▸ DIRECTIONS:
Every record here should be printed again exactly.

▸ PROVIDED RECORDS:

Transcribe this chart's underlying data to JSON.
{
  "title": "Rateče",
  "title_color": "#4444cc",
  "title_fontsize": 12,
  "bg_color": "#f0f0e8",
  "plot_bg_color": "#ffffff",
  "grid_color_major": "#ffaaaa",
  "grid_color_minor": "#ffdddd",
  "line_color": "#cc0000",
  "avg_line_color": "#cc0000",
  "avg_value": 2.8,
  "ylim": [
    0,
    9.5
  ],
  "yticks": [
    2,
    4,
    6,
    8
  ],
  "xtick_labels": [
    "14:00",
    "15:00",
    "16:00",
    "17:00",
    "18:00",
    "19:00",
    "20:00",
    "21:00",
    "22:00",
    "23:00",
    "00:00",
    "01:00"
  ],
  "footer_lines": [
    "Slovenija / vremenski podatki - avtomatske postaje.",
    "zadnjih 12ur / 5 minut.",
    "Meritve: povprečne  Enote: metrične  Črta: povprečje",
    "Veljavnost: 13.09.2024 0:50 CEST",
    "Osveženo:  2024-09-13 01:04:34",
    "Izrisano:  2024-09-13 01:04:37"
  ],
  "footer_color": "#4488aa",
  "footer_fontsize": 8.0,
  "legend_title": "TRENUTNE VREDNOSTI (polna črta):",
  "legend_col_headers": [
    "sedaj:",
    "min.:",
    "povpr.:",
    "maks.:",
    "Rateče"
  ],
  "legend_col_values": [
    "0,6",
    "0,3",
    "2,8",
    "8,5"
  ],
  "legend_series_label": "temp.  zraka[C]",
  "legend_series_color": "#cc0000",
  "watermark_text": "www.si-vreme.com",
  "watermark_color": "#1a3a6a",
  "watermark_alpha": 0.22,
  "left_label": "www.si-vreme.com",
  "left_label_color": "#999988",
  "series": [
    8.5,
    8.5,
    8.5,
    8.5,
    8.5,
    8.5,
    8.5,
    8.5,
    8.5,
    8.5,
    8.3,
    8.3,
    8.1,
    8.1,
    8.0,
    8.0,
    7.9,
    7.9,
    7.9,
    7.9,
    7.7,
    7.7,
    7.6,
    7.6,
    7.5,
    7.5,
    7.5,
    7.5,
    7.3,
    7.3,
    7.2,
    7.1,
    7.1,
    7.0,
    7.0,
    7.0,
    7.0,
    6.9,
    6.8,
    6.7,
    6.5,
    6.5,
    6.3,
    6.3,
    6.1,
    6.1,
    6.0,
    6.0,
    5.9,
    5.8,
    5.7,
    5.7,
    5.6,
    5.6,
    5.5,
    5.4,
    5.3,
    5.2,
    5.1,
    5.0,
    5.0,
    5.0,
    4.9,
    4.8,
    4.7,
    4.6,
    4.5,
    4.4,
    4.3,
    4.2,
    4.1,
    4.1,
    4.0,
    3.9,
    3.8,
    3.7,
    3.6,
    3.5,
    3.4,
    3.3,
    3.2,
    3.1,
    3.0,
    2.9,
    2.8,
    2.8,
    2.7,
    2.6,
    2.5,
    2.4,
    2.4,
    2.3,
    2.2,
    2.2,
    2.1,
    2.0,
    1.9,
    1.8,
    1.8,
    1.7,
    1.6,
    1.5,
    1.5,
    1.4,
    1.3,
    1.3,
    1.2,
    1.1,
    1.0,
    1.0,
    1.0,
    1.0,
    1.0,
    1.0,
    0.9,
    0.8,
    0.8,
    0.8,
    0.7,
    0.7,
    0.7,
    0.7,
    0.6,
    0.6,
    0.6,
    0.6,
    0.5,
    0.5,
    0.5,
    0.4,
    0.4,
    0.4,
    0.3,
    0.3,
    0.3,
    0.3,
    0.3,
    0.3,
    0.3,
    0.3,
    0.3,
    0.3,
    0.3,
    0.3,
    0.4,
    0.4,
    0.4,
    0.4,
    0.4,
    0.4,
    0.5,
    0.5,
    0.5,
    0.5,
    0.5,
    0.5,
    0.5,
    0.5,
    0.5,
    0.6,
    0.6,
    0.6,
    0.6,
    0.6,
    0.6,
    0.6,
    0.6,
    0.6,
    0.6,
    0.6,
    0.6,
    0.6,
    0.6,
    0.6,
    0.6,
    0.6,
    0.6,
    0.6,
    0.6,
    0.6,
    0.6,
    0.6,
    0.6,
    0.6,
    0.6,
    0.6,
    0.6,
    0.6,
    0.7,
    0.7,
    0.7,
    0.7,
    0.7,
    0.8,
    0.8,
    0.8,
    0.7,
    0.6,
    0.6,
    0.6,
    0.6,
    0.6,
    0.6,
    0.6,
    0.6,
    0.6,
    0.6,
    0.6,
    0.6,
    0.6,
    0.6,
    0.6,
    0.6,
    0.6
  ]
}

▸ TASK ANSWER:
Transcribe this chart's underlying data to JSON.
{
  "title": "Rateče",
  "title_color": "#4444cc",
  "title_fontsize": 12,
  "bg_color": "#f0f0e8",
  "plot_bg_color": "#ffffff",
  "grid_color_major": "#ffaaaa",
  "grid_color_minor": "#ffdddd",
  "line_color": "#cc0000",
  "avg_line_color": "#cc0000",
  "avg_value": 2.8,
  "ylim": [
    0,
    9.5
  ],
  "yticks": [
    2,
    4,
    6,
    8
  ],
  "xtick_labels": [
    "14:00",
    "15:00",
    "16:00",
    "17:00",
    "18:00",
    "19:00",
    "20:00",
    "21:00",
    "22:00",
    "23:00",
    "00:00",
    "01:00"
  ],
  "footer_lines": [
    "Slovenija / vremenski podatki - avtomatske postaje.",
    "zadnjih 12ur / 5 minut.",
    "Meritve: povprečne  Enote: metrične  Črta: povprečje",
    "Veljavnost: 13.09.2024 0:50 CEST",
    "Osveženo:  2024-09-13 01:04:34",
    "Izrisano:  2024-09-13 01:04:37"
  ],
  "footer_color": "#4488aa",
  "footer_fontsize": 8.0,
  "legend_title": "TRENUTNE VREDNOSTI (polna črta):",
  "legend_col_headers": [
    "sedaj:",
    "min.:",
    "povpr.:",
    "maks.:",
    "Rateče"
  ],
  "legend_col_values": [
    "0,6",
    "0,3",
    "2,8",
    "8,5"
  ],
  "legend_series_label": "temp.  zraka[C]",
  "legend_series_color": "#cc0000",
  "watermark_text": "www.si-vreme.com",
  "watermark_color": "#1a3a6a",
  "watermark_alpha": 0.22,
  "left_label": "www.si-vreme.com",
  "left_label_color": "#999988",
  "series": [
    8.5,
    8.5,
    8.5,
    8.5,
    8.5,
    8.5,
    8.5,
    8.5,
    8.5,
    8.5,
    8.3,
    8.3,
    8.1,
    8.1,
    8.0,
    8.0,
    7.9,
    7.9,
    7.9,
    7.9,
    7.7,
    7.7,
    7.6,
    7.6,
    7.5,
    7.5,
    7.5,
    7.5,
    7.3,
    7.3,
    7.2,
    7.1,
    7.1,
    7.0,
    7.0,
    7.0,
    7.0,
    6.9,
    6.8,
    6.7,
    6.5,
    6.5,
    6.3,
    6.3,
    6.1,
    6.1,
    6.0,
    6.0,
    5.9,
    5.8,
    5.7,
    5.7,
    5.6,
    5.6,
    5.5,
    5.4,
    5.3,
    5.2,
    5.1,
    5.0,
    5.0,
    5.0,
    4.9,
    4.8,
    4.7,
    4.6,
    4.5,
    4.4,
    4.3,
    4.2,
    4.1,
    4.1,
    4.0,
    3.9,
    3.8,
    3.7,
    3.6,
    3.5,
    3.4,
    3.3,
    3.2,
    3.1,
    3.0,
    2.9,
    2.8,
    2.8,
    2.7,
    2.6,
    2.5,
    2.4,
    2.4,
    2.3,
    2.2,
    2.2,
    2.1,
    2.0,
    1.9,
    1.8,
    1.8,
    1.7,
    1.6,
    1.5,
    1.5,
    1.4,
    1.3,
    1.3,
    1.2,
    1.1,
    1.0,
    1.0,
    1.0,
    1.0,
    1.0,
    1.0,
    0.9,
    0.8,
    0.8,
    0.8,
    0.7,
    0.7,
    0.7,
    0.7,
    0.6,
    0.6,
    0.6,
    0.6,
    0.5,
    0.5,
    0.5,
    0.4,
    0.4,
    0.4,
    0.3,
    0.3,
    0.3,
    0.3,
    0.3,
    0.3,
    0.3,
    0.3,
    0.3,
    0.3,
    0.3,
    0.3,
    0.4,
    0.4,
    0.4,
    0.4,
    0.4,
    0.4,
    0.5,
    0.5,
    0.5,
    0.5,
    0.5,
    0.5,
    0.5,
    0.5,
    0.5,
    0.6,
    0.6,
    0.6,
    0.6,
    0.6,
    0.6,
    0.6,
    0.6,
    0.6,
    0.6,
    0.6,
    0.6,
    0.6,
    0.6,
    0.6,
    0.6,
    0.6,
    0.6,
    0.6,
    0.6,
    0.6,
    0.6,
    0.6,
    0.6,
    0.6,
    0.6,
    0.6,
    0.6,
    0.6,
    0.7,
    0.7,
    0.7,
    0.7,
    0.7,
    0.8,
    0.8,
    0.8,
    0.7,
    0.6,
    0.6,
    0.6,
    0.6,
    0.6,
    0.6,
    0.6,
    0.6,
    0.6,
    0.6,
    0.6,
    0.6,
    0.6,
    0.6,
    0.6,
    0.6,
    0.6
  ]
}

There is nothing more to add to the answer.